*TASK DESCRIPTION:*
Pick out every line that holds the string "Interlayer" and copy it.

*ITEMS:*
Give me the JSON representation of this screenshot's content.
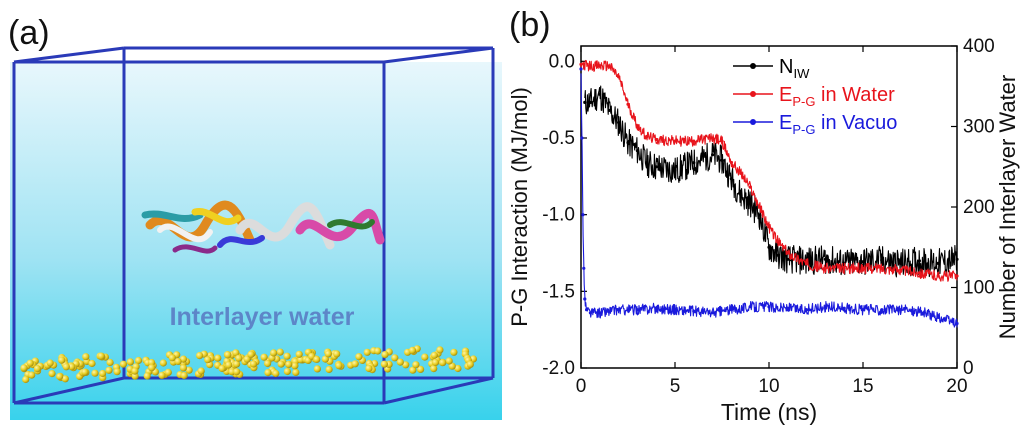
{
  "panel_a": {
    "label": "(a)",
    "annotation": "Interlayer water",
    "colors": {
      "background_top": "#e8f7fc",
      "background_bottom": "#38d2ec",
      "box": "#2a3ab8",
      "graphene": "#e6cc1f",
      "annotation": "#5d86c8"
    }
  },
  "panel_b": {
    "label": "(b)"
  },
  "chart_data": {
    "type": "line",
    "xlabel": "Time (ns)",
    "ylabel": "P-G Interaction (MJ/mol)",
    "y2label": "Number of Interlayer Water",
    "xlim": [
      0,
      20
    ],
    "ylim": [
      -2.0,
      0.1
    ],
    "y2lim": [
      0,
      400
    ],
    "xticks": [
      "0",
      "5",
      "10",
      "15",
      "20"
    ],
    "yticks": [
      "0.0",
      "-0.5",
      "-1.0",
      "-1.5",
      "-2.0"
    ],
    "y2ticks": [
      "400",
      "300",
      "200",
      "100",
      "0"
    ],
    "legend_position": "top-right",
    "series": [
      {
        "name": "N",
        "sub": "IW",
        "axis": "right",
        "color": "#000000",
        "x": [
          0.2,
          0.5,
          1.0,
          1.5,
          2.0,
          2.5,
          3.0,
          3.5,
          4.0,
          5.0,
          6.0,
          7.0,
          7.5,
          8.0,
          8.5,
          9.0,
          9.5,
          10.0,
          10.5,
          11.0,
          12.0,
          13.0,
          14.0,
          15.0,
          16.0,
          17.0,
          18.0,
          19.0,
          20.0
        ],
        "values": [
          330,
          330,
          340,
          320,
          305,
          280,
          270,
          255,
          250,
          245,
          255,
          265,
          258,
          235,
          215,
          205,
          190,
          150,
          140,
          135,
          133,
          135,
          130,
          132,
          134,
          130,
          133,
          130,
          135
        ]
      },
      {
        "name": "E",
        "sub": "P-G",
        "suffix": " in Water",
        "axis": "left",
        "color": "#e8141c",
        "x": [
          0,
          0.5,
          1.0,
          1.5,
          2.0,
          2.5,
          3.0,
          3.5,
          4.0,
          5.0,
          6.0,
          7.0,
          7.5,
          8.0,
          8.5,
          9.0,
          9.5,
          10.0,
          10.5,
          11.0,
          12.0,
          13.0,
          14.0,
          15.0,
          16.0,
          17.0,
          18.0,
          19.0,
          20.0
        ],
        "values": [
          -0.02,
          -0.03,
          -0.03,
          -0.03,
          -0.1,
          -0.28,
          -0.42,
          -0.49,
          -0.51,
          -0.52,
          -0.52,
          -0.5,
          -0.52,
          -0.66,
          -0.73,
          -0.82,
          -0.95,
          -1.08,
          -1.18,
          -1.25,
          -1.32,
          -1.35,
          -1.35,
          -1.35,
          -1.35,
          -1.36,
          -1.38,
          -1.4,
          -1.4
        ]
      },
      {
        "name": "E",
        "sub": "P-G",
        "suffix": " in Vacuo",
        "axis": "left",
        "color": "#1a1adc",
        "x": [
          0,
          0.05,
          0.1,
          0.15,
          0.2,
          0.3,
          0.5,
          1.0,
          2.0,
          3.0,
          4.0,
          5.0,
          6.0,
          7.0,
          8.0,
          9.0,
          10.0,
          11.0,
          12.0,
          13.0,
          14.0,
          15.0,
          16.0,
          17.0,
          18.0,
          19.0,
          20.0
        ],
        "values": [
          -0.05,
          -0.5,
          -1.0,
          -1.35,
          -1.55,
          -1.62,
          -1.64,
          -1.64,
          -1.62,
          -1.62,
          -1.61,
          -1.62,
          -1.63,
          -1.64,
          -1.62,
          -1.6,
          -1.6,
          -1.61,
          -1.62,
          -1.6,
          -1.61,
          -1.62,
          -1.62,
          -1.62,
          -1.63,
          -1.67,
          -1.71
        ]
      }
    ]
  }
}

...

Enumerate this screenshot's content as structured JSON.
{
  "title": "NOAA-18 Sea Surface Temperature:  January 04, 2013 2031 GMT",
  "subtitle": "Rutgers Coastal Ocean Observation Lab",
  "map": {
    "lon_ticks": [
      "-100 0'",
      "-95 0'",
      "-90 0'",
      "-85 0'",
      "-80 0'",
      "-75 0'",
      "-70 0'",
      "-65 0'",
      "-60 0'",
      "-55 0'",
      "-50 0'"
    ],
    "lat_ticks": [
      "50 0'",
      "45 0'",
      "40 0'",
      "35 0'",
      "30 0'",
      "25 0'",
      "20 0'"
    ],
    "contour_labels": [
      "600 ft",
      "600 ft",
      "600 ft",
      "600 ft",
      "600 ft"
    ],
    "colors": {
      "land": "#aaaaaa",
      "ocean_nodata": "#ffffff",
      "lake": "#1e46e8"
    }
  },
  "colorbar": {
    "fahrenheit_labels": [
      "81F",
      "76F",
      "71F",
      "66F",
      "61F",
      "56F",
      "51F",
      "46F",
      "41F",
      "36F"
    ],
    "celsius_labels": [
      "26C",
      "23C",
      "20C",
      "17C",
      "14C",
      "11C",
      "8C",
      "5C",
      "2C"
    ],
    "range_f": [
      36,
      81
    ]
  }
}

*WRITTEN ANSWER:*
    "annotation": "Interlayer water",
    "y2label": "Number of Interlayer Water",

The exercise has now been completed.